::: Input rows
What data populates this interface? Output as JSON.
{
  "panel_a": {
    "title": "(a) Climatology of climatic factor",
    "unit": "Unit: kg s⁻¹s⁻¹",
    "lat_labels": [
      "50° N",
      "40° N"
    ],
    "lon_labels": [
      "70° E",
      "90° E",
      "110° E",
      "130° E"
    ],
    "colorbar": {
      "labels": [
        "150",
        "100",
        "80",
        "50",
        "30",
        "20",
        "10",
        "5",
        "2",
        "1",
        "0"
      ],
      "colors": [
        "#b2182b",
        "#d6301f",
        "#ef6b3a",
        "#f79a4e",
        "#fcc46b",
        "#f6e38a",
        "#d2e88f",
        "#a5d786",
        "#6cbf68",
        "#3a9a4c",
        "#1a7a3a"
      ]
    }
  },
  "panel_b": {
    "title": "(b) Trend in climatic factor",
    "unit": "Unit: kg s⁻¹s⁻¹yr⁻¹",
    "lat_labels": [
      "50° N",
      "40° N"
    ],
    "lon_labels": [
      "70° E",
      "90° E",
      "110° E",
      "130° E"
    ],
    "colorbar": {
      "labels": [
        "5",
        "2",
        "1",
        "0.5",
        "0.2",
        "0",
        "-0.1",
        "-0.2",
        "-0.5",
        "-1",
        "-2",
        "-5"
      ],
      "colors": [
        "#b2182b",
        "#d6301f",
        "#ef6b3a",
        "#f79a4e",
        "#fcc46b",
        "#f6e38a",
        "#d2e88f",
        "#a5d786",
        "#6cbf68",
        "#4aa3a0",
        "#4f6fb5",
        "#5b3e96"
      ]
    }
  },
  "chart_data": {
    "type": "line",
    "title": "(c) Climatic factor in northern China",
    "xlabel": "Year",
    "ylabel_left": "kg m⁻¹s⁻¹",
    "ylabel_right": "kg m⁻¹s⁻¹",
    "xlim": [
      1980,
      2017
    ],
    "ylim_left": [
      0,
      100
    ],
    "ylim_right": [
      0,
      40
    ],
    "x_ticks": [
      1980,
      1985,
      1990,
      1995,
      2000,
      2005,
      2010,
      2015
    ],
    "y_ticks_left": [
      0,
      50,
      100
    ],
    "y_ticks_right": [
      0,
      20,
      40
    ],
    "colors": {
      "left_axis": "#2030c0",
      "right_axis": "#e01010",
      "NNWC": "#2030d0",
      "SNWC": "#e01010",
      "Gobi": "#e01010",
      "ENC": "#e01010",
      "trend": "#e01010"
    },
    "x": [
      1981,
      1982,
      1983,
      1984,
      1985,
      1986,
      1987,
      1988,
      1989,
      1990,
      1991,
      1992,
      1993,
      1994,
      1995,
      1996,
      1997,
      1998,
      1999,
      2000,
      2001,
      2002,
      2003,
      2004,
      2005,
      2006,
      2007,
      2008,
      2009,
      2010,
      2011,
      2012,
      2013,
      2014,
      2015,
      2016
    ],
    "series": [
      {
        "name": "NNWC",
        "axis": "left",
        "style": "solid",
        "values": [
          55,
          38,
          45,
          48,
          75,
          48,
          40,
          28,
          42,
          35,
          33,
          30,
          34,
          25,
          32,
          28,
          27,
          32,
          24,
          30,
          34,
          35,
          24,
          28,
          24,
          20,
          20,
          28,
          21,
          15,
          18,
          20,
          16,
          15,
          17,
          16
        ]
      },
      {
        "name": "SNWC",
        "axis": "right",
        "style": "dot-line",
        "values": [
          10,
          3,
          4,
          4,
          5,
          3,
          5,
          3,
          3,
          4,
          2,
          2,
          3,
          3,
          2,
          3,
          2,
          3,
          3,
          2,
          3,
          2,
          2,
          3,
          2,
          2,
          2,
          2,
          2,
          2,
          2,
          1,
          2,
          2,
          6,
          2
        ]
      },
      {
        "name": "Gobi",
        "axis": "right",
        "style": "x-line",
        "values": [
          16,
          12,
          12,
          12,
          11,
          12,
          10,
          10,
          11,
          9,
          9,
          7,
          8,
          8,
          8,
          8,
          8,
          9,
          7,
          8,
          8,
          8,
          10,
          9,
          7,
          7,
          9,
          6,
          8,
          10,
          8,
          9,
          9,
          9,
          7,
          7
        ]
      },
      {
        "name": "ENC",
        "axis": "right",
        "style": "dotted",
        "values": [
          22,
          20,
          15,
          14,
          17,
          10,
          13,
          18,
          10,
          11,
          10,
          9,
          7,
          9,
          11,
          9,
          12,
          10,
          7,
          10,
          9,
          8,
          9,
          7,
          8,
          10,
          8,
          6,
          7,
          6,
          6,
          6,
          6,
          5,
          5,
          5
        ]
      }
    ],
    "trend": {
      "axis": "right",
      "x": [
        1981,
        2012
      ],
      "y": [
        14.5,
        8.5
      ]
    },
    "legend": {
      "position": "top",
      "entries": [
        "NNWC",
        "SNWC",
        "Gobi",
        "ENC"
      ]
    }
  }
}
::::::
Please reproduce the entire listing, exactly as shown.

:: Correct result ::
What data populates this interface? Output as JSON.
{
  "panel_a": {
    "title": "(a) Climatology of climatic factor",
    "unit": "Unit: kg s⁻¹s⁻¹",
    "lat_labels": [
      "50° N",
      "40° N"
    ],
    "lon_labels": [
      "70° E",
      "90° E",
      "110° E",
      "130° E"
    ],
    "colorbar": {
      "labels": [
        "150",
        "100",
        "80",
        "50",
        "30",
        "20",
        "10",
        "5",
        "2",
        "1",
        "0"
      ],
      "colors": [
        "#b2182b",
        "#d6301f",
        "#ef6b3a",
        "#f79a4e",
        "#fcc46b",
        "#f6e38a",
        "#d2e88f",
        "#a5d786",
        "#6cbf68",
        "#3a9a4c",
        "#1a7a3a"
      ]
    }
  },
  "panel_b": {
    "title": "(b) Trend in climatic factor",
    "unit": "Unit: kg s⁻¹s⁻¹yr⁻¹",
    "lat_labels": [
      "50° N",
      "40° N"
    ],
    "lon_labels": [
      "70° E",
      "90° E",
      "110° E",
      "130° E"
    ],
    "colorbar": {
      "labels": [
        "5",
        "2",
        "1",
        "0.5",
        "0.2",
        "0",
        "-0.1",
        "-0.2",
        "-0.5",
        "-1",
        "-2",
        "-5"
      ],
      "colors": [
        "#b2182b",
        "#d6301f",
        "#ef6b3a",
        "#f79a4e",
        "#fcc46b",
        "#f6e38a",
        "#d2e88f",
        "#a5d786",
        "#6cbf68",
        "#4aa3a0",
        "#4f6fb5",
        "#5b3e96"
      ]
    }
  },
  "chart_data": {
    "type": "line",
    "title": "(c) Climatic factor in northern China",
    "xlabel": "Year",
    "ylabel_left": "kg m⁻¹s⁻¹",
    "ylabel_right": "kg m⁻¹s⁻¹",
    "xlim": [
      1980,
      2017
    ],
    "ylim_left": [
      0,
      100
    ],
    "ylim_right": [
      0,
      40
    ],
    "x_ticks": [
      1980,
      1985,
      1990,
      1995,
      2000,
      2005,
      2010,
      2015
    ],
    "y_ticks_left": [
      0,
      50,
      100
    ],
    "y_ticks_right": [
      0,
      20,
      40
    ],
    "colors": {
      "left_axis": "#2030c0",
      "right_axis": "#e01010",
      "NNWC": "#2030d0",
      "SNWC": "#e01010",
      "Gobi": "#e01010",
      "ENC": "#e01010",
      "trend": "#e01010"
    },
    "x": [
      1981,
      1982,
      1983,
      1984,
      1985,
      1986,
      1987,
      1988,
      1989,
      1990,
      1991,
      1992,
      1993,
      1994,
      1995,
      1996,
      1997,
      1998,
      1999,
      2000,
      2001,
      2002,
      2003,
      2004,
      2005,
      2006,
      2007,
      2008,
      2009,
      2010,
      2011,
      2012,
      2013,
      2014,
      2015,
      2016
    ],
    "series": [
      {
        "name": "NNWC",
        "axis": "left",
        "style": "solid",
        "values": [
          55,
          38,
          45,
          48,
          75,
          48,
          40,
          28,
          42,
          35,
          33,
          30,
          34,
          25,
          32,
          28,
          27,
          32,
          24,
          30,
          34,
          35,
          24,
          28,
          24,
          20,
          20,
          28,
          21,
          15,
          18,
          20,
          16,
          15,
          17,
          16
        ]
      },
      {
        "name": "SNWC",
        "axis": "right",
        "style": "dot-line",
        "values": [
          10,
          3,
          4,
          4,
          5,
          3,
          5,
          3,
          3,
          4,
          2,
          2,
          3,
          3,
          2,
          3,
          2,
          3,
          3,
          2,
          3,
          2,
          2,
          3,
          2,
          2,
          2,
          2,
          2,
          2,
          2,
          1,
          2,
          2,
          6,
          2
        ]
      },
      {
        "name": "Gobi",
        "axis": "right",
        "style": "x-line",
        "values": [
          16,
          12,
          12,
          12,
          11,
          12,
          10,
          10,
          11,
          9,
          9,
          7,
          8,
          8,
          8,
          8,
          8,
          9,
          7,
          8,
          8,
          8,
          10,
          9,
          7,
          7,
          9,
          6,
          8,
          10,
          8,
          9,
          9,
          9,
          7,
          7
        ]
      },
      {
        "name": "ENC",
        "axis": "right",
        "style": "dotted",
        "values": [
          22,
          20,
          15,
          14,
          17,
          10,
          13,
          18,
          10,
          11,
          10,
          9,
          7,
          9,
          11,
          9,
          12,
          10,
          7,
          10,
          9,
          8,
          9,
          7,
          8,
          10,
          8,
          6,
          7,
          6,
          6,
          6,
          6,
          5,
          5,
          5
        ]
      }
    ],
    "trend": {
      "axis": "right",
      "x": [
        1981,
        2012
      ],
      "y": [
        14.5,
        8.5
      ]
    },
    "legend": {
      "position": "top",
      "entries": [
        "NNWC",
        "SNWC",
        "Gobi",
        "ENC"
      ]
    }
  }
}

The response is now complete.